■ Set problem ■
Recast the items as a Markdown table with the columns Row and Line, starting at the beginning of the items and ending at the line that contains "grid-letter[interactable]: U — [135, 410, 180, 455]", both included. Give each line its row number and leave out blank lines.

START Information given

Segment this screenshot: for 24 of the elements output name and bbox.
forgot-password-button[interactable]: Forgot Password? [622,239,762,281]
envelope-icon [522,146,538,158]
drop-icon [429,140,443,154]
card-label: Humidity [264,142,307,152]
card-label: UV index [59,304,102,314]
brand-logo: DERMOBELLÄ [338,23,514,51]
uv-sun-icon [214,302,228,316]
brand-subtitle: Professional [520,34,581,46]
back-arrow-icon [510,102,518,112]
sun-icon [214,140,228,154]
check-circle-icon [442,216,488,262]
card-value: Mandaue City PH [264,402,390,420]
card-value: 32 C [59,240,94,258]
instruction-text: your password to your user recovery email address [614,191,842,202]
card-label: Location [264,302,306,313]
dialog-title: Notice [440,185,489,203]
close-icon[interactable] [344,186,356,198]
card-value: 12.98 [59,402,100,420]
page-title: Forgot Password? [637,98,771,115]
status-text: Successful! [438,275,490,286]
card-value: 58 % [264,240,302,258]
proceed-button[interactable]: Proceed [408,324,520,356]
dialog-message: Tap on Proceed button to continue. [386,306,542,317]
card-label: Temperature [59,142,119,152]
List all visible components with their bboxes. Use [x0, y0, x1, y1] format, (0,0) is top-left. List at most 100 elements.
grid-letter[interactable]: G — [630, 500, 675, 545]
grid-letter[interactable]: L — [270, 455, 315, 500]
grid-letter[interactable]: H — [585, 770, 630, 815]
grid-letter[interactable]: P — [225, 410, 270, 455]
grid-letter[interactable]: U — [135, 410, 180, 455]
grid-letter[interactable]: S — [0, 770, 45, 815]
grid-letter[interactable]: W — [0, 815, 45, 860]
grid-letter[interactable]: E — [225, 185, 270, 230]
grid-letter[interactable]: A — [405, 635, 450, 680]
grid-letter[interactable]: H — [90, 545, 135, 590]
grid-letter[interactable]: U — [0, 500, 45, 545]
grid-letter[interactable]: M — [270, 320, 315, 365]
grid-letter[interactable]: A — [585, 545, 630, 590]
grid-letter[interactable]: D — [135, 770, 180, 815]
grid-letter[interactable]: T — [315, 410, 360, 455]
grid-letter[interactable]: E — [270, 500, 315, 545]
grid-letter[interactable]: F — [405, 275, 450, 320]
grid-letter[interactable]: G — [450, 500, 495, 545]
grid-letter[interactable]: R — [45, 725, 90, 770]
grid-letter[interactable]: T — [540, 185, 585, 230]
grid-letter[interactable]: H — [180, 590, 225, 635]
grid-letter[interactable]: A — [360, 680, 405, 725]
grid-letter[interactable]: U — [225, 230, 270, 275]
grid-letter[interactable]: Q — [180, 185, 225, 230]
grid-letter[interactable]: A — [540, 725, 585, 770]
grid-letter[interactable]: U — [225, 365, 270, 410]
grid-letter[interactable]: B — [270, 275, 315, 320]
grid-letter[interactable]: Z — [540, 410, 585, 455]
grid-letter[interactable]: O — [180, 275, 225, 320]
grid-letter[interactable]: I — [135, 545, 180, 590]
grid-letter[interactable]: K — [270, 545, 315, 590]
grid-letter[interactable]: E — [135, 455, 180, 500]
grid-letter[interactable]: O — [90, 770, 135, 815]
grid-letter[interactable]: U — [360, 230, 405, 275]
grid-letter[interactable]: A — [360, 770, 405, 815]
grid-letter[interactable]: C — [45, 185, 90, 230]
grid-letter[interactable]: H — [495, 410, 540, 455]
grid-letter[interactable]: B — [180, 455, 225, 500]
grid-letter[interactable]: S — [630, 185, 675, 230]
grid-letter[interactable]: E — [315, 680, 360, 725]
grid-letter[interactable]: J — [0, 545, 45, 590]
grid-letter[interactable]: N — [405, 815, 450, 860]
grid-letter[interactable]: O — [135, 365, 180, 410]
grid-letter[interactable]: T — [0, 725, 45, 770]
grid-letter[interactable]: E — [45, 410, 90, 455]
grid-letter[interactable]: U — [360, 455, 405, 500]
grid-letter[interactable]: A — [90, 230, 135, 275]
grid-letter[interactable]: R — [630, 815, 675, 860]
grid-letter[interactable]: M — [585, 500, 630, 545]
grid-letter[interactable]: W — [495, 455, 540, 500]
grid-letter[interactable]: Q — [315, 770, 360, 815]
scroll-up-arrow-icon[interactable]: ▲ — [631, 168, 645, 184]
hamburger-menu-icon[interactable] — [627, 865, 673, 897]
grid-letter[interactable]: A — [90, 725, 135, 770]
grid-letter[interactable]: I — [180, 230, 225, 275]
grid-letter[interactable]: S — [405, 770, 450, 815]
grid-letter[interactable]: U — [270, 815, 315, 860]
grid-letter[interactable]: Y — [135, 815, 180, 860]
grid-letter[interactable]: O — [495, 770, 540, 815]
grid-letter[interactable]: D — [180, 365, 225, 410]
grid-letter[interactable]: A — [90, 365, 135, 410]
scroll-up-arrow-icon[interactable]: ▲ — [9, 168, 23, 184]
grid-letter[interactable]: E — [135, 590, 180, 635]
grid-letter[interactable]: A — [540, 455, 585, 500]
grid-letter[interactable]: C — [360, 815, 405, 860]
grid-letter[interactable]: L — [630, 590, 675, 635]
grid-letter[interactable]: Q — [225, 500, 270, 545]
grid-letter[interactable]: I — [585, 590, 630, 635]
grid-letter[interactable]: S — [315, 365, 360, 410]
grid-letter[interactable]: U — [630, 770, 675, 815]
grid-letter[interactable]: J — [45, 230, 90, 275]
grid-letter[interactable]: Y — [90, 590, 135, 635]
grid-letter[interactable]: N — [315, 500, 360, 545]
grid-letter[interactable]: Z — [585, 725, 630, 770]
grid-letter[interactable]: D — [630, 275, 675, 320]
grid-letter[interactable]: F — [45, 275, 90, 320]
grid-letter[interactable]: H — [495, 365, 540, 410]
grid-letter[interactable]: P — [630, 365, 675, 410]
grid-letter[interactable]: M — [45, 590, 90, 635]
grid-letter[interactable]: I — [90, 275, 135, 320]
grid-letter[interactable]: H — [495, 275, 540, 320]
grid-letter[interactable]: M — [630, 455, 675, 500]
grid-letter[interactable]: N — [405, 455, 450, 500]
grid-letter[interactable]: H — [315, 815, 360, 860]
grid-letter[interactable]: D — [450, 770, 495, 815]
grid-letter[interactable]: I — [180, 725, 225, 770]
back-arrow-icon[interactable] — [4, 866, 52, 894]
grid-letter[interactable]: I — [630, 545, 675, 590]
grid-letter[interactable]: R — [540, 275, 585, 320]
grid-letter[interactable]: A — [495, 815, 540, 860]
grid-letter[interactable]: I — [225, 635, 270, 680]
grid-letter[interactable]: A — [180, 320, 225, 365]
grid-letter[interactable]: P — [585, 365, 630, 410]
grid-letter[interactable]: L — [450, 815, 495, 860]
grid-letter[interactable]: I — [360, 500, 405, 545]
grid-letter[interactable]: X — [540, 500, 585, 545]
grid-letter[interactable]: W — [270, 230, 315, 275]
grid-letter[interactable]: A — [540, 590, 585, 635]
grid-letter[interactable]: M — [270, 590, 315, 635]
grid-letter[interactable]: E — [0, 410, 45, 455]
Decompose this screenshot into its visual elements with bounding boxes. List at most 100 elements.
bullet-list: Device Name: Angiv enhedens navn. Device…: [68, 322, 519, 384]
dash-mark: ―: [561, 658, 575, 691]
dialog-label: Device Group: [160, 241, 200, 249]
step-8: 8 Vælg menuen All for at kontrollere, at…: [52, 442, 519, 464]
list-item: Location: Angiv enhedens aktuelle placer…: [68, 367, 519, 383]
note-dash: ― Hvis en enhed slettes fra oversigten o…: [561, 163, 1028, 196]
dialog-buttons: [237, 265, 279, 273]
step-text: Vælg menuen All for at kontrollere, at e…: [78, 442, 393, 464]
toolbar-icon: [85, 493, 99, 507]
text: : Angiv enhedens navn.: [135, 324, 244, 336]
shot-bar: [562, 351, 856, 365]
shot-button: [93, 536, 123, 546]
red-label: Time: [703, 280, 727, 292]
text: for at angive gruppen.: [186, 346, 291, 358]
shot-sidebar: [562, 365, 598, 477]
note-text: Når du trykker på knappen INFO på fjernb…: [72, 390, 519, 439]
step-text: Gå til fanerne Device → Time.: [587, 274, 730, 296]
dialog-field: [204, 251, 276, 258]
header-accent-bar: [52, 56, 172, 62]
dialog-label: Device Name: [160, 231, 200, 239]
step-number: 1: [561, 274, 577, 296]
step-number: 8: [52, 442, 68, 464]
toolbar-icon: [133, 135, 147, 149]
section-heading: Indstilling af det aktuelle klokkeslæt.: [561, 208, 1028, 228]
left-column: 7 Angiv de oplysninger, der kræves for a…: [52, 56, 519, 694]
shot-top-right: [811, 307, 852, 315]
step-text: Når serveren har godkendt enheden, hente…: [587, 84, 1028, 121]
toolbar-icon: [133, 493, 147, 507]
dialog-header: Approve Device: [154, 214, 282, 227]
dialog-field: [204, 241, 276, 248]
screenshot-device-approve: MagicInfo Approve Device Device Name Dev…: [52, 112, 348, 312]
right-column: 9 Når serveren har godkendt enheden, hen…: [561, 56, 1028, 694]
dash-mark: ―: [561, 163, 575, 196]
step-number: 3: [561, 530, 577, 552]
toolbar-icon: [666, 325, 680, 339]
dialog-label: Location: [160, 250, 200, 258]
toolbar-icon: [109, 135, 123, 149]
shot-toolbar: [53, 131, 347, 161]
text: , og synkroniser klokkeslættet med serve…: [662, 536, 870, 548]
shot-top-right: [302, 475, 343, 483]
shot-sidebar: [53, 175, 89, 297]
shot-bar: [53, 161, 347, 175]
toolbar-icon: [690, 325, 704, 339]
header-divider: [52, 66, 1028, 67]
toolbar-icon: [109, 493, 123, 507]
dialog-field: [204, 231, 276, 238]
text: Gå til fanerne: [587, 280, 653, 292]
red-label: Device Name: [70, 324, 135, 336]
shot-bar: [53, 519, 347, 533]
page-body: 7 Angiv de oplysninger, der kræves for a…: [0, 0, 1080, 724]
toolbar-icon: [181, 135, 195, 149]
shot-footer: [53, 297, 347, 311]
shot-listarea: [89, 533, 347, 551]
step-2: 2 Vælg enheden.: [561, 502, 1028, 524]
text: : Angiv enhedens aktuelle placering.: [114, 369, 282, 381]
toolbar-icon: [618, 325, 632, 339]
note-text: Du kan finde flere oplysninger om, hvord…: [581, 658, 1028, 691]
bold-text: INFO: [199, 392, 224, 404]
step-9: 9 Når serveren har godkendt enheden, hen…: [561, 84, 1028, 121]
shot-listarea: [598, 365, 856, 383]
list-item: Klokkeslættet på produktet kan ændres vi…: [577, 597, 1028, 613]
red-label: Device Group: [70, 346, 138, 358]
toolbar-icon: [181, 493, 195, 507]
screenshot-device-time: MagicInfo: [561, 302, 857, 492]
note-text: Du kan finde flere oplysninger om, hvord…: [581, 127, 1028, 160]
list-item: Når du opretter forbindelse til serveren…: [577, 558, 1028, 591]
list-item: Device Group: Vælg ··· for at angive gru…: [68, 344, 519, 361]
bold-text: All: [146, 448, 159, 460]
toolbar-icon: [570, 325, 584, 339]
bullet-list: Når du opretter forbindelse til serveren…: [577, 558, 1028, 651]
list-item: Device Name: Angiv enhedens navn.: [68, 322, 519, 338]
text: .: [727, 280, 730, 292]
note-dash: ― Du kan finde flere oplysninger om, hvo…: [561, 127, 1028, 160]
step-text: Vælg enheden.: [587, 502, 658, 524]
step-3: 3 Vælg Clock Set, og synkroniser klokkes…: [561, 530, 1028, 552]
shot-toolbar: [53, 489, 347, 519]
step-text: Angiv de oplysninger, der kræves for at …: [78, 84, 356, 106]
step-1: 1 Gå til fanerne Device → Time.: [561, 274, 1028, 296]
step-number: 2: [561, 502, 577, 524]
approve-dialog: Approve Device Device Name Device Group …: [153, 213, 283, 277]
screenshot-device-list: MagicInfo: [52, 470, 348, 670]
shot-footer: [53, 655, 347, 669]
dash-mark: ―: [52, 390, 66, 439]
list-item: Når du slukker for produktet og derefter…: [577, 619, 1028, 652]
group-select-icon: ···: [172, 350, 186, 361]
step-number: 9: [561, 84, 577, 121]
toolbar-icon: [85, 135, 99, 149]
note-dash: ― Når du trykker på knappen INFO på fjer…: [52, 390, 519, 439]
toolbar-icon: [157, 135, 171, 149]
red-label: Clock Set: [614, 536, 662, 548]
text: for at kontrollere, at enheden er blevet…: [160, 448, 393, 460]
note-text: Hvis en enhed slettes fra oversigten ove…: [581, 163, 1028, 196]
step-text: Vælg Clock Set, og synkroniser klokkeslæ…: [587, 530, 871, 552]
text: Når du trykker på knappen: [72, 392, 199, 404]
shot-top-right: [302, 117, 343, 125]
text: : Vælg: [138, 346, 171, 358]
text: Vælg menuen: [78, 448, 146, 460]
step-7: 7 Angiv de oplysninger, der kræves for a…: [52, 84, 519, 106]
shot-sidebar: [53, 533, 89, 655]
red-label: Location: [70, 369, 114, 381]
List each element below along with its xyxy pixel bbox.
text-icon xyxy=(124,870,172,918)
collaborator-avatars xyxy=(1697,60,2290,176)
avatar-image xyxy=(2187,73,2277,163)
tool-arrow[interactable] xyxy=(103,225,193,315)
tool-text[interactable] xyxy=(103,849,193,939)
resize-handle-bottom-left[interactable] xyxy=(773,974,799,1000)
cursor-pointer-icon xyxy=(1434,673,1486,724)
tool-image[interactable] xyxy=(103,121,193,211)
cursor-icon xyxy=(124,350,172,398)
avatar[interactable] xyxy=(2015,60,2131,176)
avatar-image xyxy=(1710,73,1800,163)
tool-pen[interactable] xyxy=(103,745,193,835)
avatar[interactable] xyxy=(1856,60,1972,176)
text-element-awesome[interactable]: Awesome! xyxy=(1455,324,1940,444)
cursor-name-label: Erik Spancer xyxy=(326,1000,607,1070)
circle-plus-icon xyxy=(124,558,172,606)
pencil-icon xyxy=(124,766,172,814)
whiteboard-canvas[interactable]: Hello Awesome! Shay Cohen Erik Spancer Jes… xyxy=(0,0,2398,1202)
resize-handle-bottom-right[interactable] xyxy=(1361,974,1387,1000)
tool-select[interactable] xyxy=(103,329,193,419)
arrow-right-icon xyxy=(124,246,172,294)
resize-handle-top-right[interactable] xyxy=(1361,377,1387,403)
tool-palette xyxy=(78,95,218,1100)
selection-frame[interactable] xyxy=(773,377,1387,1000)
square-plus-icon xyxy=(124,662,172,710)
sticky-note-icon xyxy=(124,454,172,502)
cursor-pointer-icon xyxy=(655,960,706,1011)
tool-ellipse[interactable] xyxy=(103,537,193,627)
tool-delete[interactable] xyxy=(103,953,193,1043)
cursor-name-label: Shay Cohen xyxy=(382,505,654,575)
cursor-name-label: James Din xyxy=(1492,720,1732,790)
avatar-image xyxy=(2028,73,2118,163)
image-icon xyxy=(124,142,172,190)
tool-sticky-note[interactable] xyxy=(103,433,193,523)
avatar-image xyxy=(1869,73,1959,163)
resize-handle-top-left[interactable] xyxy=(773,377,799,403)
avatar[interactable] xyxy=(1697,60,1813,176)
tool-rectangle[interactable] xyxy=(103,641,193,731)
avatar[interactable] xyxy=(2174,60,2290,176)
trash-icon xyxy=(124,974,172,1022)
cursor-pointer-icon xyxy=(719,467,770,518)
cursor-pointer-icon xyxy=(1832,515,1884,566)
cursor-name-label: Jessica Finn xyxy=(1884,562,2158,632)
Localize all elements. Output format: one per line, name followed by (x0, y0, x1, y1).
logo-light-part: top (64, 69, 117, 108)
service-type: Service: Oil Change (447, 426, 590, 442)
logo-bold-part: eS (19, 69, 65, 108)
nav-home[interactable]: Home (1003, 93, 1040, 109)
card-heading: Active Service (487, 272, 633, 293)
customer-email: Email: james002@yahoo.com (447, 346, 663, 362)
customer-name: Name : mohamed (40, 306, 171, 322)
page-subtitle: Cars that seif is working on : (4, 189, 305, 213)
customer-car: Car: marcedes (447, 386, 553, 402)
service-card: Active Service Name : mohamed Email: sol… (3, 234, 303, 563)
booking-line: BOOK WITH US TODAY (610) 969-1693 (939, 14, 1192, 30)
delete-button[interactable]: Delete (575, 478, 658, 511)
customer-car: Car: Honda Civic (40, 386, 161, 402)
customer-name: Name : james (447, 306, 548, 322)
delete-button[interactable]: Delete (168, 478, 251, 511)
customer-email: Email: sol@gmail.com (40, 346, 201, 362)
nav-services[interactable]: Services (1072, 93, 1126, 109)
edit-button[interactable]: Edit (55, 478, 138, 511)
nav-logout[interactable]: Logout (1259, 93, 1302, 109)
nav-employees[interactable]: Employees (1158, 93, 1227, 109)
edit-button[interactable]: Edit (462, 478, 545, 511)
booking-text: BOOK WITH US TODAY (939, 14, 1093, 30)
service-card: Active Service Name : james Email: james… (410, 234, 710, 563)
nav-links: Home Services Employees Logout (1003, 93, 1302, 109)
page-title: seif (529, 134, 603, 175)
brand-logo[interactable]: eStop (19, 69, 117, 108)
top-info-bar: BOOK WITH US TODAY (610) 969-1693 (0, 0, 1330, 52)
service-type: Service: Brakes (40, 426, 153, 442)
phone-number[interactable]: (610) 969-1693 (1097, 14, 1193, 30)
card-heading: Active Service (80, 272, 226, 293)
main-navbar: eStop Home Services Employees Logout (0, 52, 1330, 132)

END Information given

■ Expected answer ■
| Row | Line |
|---|---|
| 1 | Segment this screenshot: for 24 of the elements output name and bbox. |
| 2 | forgot-password-button[interactable]: Forgot Password? [622,239,762,281] |
| 3 | envelope-icon [522,146,538,158] |
| 4 | drop-icon [429,140,443,154] |
| 5 | card-label: Humidity [264,142,307,152] |
| 6 | card-label: UV index [59,304,102,314] |
| 7 | brand-logo: DERMOBELLÄ [338,23,514,51] |
| 8 | uv-sun-icon [214,302,228,316] |
| 9 | brand-subtitle: Professional [520,34,581,46] |
| 10 | back-arrow-icon [510,102,518,112] |
| 11 | sun-icon [214,140,228,154] |
| 12 | check-circle-icon [442,216,488,262] |
| 13 | card-value: Mandaue City PH [264,402,390,420] |
| 14 | card-value: 32 C [59,240,94,258] |
| 15 | instruction-text: your password to your user recovery email address [614,191,842,202] |
| 16 | card-label: Location [264,302,306,313] |
| 17 | dialog-title: Notice [440,185,489,203] |
| 18 | close-icon[interactable] [344,186,356,198] |
| 19 | card-value: 12.98 [59,402,100,420] |
| 20 | page-title: Forgot Password? [637,98,771,115] |
| 21 | status-text: Successful! [438,275,490,286] |
| 22 | card-value: 58 % [264,240,302,258] |
| 23 | proceed-button[interactable]: Proceed [408,324,520,356] |
| 24 | dialog-message: Tap on Proceed button to continue. [386,306,542,317] |
| 25 | card-label: Temperature [59,142,119,152] |
| 26 | List all visible components with their bboxes. Use [x0, y0, x1, y1] format, (0,0) is top-left. List at most 100 elements. |
| 27 | grid-letter[interactable]: G — [630, 500, 675, 545] |
| 28 | grid-letter[interactable]: L — [270, 455, 315, 500] |
| 29 | grid-letter[interactable]: H — [585, 770, 630, 815] |
| 30 | grid-letter[interactable]: P — [225, 410, 270, 455] |
| 31 | grid-letter[interactable]: U — [135, 410, 180, 455] |